### STORED ROWS
▬▬▬
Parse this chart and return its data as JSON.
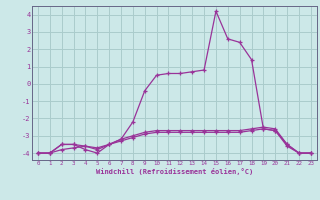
{
  "xlabel": "Windchill (Refroidissement éolien,°C)",
  "background_color": "#cce8e8",
  "grid_color": "#aacccc",
  "line_color": "#993399",
  "spine_color": "#666688",
  "x_hours": [
    0,
    1,
    2,
    3,
    4,
    5,
    6,
    7,
    8,
    9,
    10,
    11,
    12,
    13,
    14,
    15,
    16,
    17,
    18,
    19,
    20,
    21,
    22,
    23
  ],
  "temp_line": [
    -4,
    -4,
    -3.5,
    -3.5,
    -3.8,
    -4,
    -3.5,
    -3.2,
    -2.2,
    -0.4,
    0.5,
    0.6,
    0.6,
    0.7,
    0.8,
    4.2,
    2.6,
    2.4,
    1.4,
    -2.6,
    -2.7,
    -3.5,
    -4,
    -4
  ],
  "windchill_line": [
    -4,
    -4,
    -3.5,
    -3.5,
    -3.6,
    -3.8,
    -3.5,
    -3.2,
    -3.0,
    -2.8,
    -2.7,
    -2.7,
    -2.7,
    -2.7,
    -2.7,
    -2.7,
    -2.7,
    -2.7,
    -2.6,
    -2.5,
    -2.6,
    -3.5,
    -4,
    -4
  ],
  "wc2_line": [
    -4,
    -4,
    -3.8,
    -3.7,
    -3.6,
    -3.7,
    -3.5,
    -3.3,
    -3.1,
    -2.9,
    -2.8,
    -2.8,
    -2.8,
    -2.8,
    -2.8,
    -2.8,
    -2.8,
    -2.8,
    -2.7,
    -2.6,
    -2.7,
    -3.6,
    -4,
    -4
  ],
  "ylim": [
    -4.4,
    4.5
  ],
  "yticks": [
    -4,
    -3,
    -2,
    -1,
    0,
    1,
    2,
    3,
    4
  ]
}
▬▬▬
### CHALLENGE
Print all the records again exactly; do not include any picture.

### RESULT OF THE TASK
Parse this chart and return its data as JSON.
{
  "xlabel": "Windchill (Refroidissement éolien,°C)",
  "background_color": "#cce8e8",
  "grid_color": "#aacccc",
  "line_color": "#993399",
  "spine_color": "#666688",
  "x_hours": [
    0,
    1,
    2,
    3,
    4,
    5,
    6,
    7,
    8,
    9,
    10,
    11,
    12,
    13,
    14,
    15,
    16,
    17,
    18,
    19,
    20,
    21,
    22,
    23
  ],
  "temp_line": [
    -4,
    -4,
    -3.5,
    -3.5,
    -3.8,
    -4,
    -3.5,
    -3.2,
    -2.2,
    -0.4,
    0.5,
    0.6,
    0.6,
    0.7,
    0.8,
    4.2,
    2.6,
    2.4,
    1.4,
    -2.6,
    -2.7,
    -3.5,
    -4,
    -4
  ],
  "windchill_line": [
    -4,
    -4,
    -3.5,
    -3.5,
    -3.6,
    -3.8,
    -3.5,
    -3.2,
    -3.0,
    -2.8,
    -2.7,
    -2.7,
    -2.7,
    -2.7,
    -2.7,
    -2.7,
    -2.7,
    -2.7,
    -2.6,
    -2.5,
    -2.6,
    -3.5,
    -4,
    -4
  ],
  "wc2_line": [
    -4,
    -4,
    -3.8,
    -3.7,
    -3.6,
    -3.7,
    -3.5,
    -3.3,
    -3.1,
    -2.9,
    -2.8,
    -2.8,
    -2.8,
    -2.8,
    -2.8,
    -2.8,
    -2.8,
    -2.8,
    -2.7,
    -2.6,
    -2.7,
    -3.6,
    -4,
    -4
  ],
  "ylim": [
    -4.4,
    4.5
  ],
  "yticks": [
    -4,
    -3,
    -2,
    -1,
    0,
    1,
    2,
    3,
    4
  ]
}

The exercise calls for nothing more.